### Direction
Reproduce the listing that follows with no differences at all.

### Data listing
══════════
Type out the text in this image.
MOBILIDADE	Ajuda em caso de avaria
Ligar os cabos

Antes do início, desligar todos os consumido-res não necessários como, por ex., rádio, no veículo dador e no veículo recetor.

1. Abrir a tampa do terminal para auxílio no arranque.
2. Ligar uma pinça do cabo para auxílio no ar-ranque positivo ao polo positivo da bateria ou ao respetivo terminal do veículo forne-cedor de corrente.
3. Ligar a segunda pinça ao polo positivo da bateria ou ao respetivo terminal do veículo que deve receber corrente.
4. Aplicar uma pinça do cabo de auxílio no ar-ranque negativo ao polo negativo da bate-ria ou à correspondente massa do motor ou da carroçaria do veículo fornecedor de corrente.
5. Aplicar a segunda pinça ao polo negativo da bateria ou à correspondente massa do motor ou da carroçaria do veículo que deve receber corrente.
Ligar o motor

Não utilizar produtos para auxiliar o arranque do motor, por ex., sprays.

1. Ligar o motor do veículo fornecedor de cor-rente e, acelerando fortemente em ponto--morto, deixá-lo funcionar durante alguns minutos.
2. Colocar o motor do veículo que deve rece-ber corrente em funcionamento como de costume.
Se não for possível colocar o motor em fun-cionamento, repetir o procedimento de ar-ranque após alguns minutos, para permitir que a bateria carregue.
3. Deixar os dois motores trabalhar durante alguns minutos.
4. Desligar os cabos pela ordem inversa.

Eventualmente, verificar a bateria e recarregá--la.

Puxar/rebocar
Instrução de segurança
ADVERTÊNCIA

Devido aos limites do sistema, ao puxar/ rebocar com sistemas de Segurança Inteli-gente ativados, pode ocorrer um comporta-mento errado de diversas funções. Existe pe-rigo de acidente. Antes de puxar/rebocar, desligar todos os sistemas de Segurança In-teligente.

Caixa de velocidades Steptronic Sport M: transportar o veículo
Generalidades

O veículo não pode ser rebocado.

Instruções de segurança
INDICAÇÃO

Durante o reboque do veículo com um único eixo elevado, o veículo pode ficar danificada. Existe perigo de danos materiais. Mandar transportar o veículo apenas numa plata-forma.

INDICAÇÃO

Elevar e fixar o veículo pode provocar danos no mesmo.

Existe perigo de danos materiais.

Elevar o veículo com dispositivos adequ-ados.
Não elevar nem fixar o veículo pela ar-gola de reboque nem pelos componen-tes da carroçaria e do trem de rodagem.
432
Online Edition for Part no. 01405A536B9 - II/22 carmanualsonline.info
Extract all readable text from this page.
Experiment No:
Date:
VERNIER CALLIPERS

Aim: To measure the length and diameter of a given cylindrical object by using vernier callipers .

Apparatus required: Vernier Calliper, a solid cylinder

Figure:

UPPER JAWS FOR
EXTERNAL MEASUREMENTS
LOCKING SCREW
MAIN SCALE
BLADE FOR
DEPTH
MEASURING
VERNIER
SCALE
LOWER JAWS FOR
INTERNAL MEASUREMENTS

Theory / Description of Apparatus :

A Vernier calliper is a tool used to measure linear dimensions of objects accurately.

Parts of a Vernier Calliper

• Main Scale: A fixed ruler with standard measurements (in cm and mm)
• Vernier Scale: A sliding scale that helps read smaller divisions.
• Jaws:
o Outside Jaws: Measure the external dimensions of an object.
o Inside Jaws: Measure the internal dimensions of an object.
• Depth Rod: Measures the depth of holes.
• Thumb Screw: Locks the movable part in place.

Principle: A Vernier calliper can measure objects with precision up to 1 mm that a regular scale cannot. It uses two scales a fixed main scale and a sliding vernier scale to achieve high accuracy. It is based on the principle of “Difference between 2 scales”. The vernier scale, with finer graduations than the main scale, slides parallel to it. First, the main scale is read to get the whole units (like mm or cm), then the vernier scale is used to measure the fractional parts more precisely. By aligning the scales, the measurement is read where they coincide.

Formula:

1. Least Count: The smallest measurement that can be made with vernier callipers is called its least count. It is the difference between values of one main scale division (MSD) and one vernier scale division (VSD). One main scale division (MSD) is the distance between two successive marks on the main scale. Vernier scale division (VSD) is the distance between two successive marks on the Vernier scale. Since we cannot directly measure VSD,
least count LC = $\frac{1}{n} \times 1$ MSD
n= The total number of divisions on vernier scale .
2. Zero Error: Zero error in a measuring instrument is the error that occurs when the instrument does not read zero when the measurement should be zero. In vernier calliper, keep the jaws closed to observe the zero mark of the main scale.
══════════
### Worked answer
Type out the text in this image.
MOBILIDADE	Ajuda em caso de avaria
Ligar os cabos

Antes do início, desligar todos os consumido-res não necessários como, por ex., rádio, no veículo dador e no veículo recetor.

1. Abrir a tampa do terminal para auxílio no arranque.
2. Ligar uma pinça do cabo para auxílio no ar-ranque positivo ao polo positivo da bateria ou ao respetivo terminal do veículo forne-cedor de corrente.
3. Ligar a segunda pinça ao polo positivo da bateria ou ao respetivo terminal do veículo que deve receber corrente.
4. Aplicar uma pinça do cabo de auxílio no ar-ranque negativo ao polo negativo da bate-ria ou à correspondente massa do motor ou da carroçaria do veículo fornecedor de corrente.
5. Aplicar a segunda pinça ao polo negativo da bateria ou à correspondente massa do motor ou da carroçaria do veículo que deve receber corrente.
Ligar o motor

Não utilizar produtos para auxiliar o arranque do motor, por ex., sprays.

1. Ligar o motor do veículo fornecedor de cor-rente e, acelerando fortemente em ponto--morto, deixá-lo funcionar durante alguns minutos.
2. Colocar o motor do veículo que deve rece-ber corrente em funcionamento como de costume.
Se não for possível colocar o motor em fun-cionamento, repetir o procedimento de ar-ranque após alguns minutos, para permitir que a bateria carregue.
3. Deixar os dois motores trabalhar durante alguns minutos.
4. Desligar os cabos pela ordem inversa.

Eventualmente, verificar a bateria e recarregá--la.

Puxar/rebocar
Instrução de segurança
ADVERTÊNCIA

Devido aos limites do sistema, ao puxar/ rebocar com sistemas de Segurança Inteli-gente ativados, pode ocorrer um comporta-mento errado de diversas funções. Existe pe-rigo de acidente. Antes de puxar/rebocar, desligar todos os sistemas de Segurança In-teligente.

Caixa de velocidades Steptronic Sport M: transportar o veículo
Generalidades

O veículo não pode ser rebocado.

Instruções de segurança
INDICAÇÃO

Durante o reboque do veículo com um único eixo elevado, o veículo pode ficar danificada. Existe perigo de danos materiais. Mandar transportar o veículo apenas numa plata-forma.

INDICAÇÃO

Elevar e fixar o veículo pode provocar danos no mesmo.

Existe perigo de danos materiais.

Elevar o veículo com dispositivos adequ-ados.
Não elevar nem fixar o veículo pela ar-gola de reboque nem pelos componen-tes da carroçaria e do trem de rodagem.
432
Online Edition for Part no. 01405A536B9 - II/22 carmanualsonline.info
Extract all readable text from this page.
Experiment No:
Date:
VERNIER CALLIPERS

Aim: To measure the length and diameter of a given cylindrical object by using vernier callipers .

Apparatus required: Vernier Calliper, a solid cylinder

Figure:

UPPER JAWS FOR
EXTERNAL MEASUREMENTS
LOCKING SCREW
MAIN SCALE
BLADE FOR
DEPTH
MEASURING
VERNIER
SCALE
LOWER JAWS FOR
INTERNAL MEASUREMENTS

Theory / Description of Apparatus :

A Vernier calliper is a tool used to measure linear dimensions of objects accurately.

Parts of a Vernier Calliper

• Main Scale: A fixed ruler with standard measurements (in cm and mm)
• Vernier Scale: A sliding scale that helps read smaller divisions.
• Jaws:
o Outside Jaws: Measure the external dimensions of an object.
o Inside Jaws: Measure the internal dimensions of an object.
• Depth Rod: Measures the depth of holes.
• Thumb Screw: Locks the movable part in place.

Principle: A Vernier calliper can measure objects with precision up to 1 mm that a regular scale cannot. It uses two scales a fixed main scale and a sliding vernier scale to achieve high accuracy. It is based on the principle of “Difference between 2 scales”. The vernier scale, with finer graduations than the main scale, slides parallel to it. First, the main scale is read to get the whole units (like mm or cm), then the vernier scale is used to measure the fractional parts more precisely. By aligning the scales, the measurement is read where they coincide.

Formula:

1. Least Count: The smallest measurement that can be made with vernier callipers is called its least count. It is the difference between values of one main scale division (MSD) and one vernier scale division (VSD). One main scale division (MSD) is the distance between two successive marks on the main scale. Vernier scale division (VSD) is the distance between two successive marks on the Vernier scale. Since we cannot directly measure VSD,
least count LC = $\frac{1}{n} \times 1$ MSD
n= The total number of divisions on vernier scale .
2. Zero Error: Zero error in a measuring instrument is the error that occurs when the instrument does not read zero when the measurement should be zero. In vernier calliper, keep the jaws closed to observe the zero mark of the main scale.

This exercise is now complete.